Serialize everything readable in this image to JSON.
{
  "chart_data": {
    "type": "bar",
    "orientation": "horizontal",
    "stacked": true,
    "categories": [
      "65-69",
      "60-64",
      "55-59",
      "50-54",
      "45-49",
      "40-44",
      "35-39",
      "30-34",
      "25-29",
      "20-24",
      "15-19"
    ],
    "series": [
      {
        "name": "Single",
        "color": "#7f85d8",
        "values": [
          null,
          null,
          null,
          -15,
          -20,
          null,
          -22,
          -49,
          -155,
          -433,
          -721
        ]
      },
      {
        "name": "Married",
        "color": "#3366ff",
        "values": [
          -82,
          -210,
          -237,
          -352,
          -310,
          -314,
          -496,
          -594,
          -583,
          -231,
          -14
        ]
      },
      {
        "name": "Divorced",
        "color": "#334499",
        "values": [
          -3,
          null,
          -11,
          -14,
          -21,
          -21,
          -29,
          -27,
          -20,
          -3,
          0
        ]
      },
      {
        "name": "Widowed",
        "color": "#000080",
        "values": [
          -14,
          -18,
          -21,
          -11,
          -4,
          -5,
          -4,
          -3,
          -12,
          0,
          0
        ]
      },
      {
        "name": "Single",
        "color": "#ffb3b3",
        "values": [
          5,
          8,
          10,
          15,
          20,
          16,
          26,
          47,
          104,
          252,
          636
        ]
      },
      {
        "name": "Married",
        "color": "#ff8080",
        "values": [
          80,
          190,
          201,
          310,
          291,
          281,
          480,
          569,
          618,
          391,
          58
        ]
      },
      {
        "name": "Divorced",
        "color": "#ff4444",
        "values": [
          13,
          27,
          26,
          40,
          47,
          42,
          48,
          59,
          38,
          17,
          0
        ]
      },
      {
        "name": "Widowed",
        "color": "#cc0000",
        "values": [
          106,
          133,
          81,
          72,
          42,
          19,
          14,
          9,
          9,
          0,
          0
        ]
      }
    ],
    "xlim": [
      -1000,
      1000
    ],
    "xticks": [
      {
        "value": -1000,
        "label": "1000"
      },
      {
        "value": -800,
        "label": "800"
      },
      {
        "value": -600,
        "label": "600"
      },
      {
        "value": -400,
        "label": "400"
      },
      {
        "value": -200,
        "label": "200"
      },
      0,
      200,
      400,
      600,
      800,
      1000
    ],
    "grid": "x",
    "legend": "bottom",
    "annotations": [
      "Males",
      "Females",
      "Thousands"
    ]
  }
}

Problem:
Please repeat the material above, word for word and in full.

The response:
Serialize everything readable in this image to JSON.
{
  "chart_data": {
    "type": "bar",
    "orientation": "horizontal",
    "stacked": true,
    "categories": [
      "65-69",
      "60-64",
      "55-59",
      "50-54",
      "45-49",
      "40-44",
      "35-39",
      "30-34",
      "25-29",
      "20-24",
      "15-19"
    ],
    "series": [
      {
        "name": "Single",
        "color": "#7f85d8",
        "values": [
          null,
          null,
          null,
          -15,
          -20,
          null,
          -22,
          -49,
          -155,
          -433,
          -721
        ]
      },
      {
        "name": "Married",
        "color": "#3366ff",
        "values": [
          -82,
          -210,
          -237,
          -352,
          -310,
          -314,
          -496,
          -594,
          -583,
          -231,
          -14
        ]
      },
      {
        "name": "Divorced",
        "color": "#334499",
        "values": [
          -3,
          null,
          -11,
          -14,
          -21,
          -21,
          -29,
          -27,
          -20,
          -3,
          0
        ]
      },
      {
        "name": "Widowed",
        "color": "#000080",
        "values": [
          -14,
          -18,
          -21,
          -11,
          -4,
          -5,
          -4,
          -3,
          -12,
          0,
          0
        ]
      },
      {
        "name": "Single",
        "color": "#ffb3b3",
        "values": [
          5,
          8,
          10,
          15,
          20,
          16,
          26,
          47,
          104,
          252,
          636
        ]
      },
      {
        "name": "Married",
        "color": "#ff8080",
        "values": [
          80,
          190,
          201,
          310,
          291,
          281,
          480,
          569,
          618,
          391,
          58
        ]
      },
      {
        "name": "Divorced",
        "color": "#ff4444",
        "values": [
          13,
          27,
          26,
          40,
          47,
          42,
          48,
          59,
          38,
          17,
          0
        ]
      },
      {
        "name": "Widowed",
        "color": "#cc0000",
        "values": [
          106,
          133,
          81,
          72,
          42,
          19,
          14,
          9,
          9,
          0,
          0
        ]
      }
    ],
    "xlim": [
      -1000,
      1000
    ],
    "xticks": [
      {
        "value": -1000,
        "label": "1000"
      },
      {
        "value": -800,
        "label": "800"
      },
      {
        "value": -600,
        "label": "600"
      },
      {
        "value": -400,
        "label": "400"
      },
      {
        "value": -200,
        "label": "200"
      },
      0,
      200,
      400,
      600,
      800,
      1000
    ],
    "grid": "x",
    "legend": "bottom",
    "annotations": [
      "Males",
      "Females",
      "Thousands"
    ]
  }
}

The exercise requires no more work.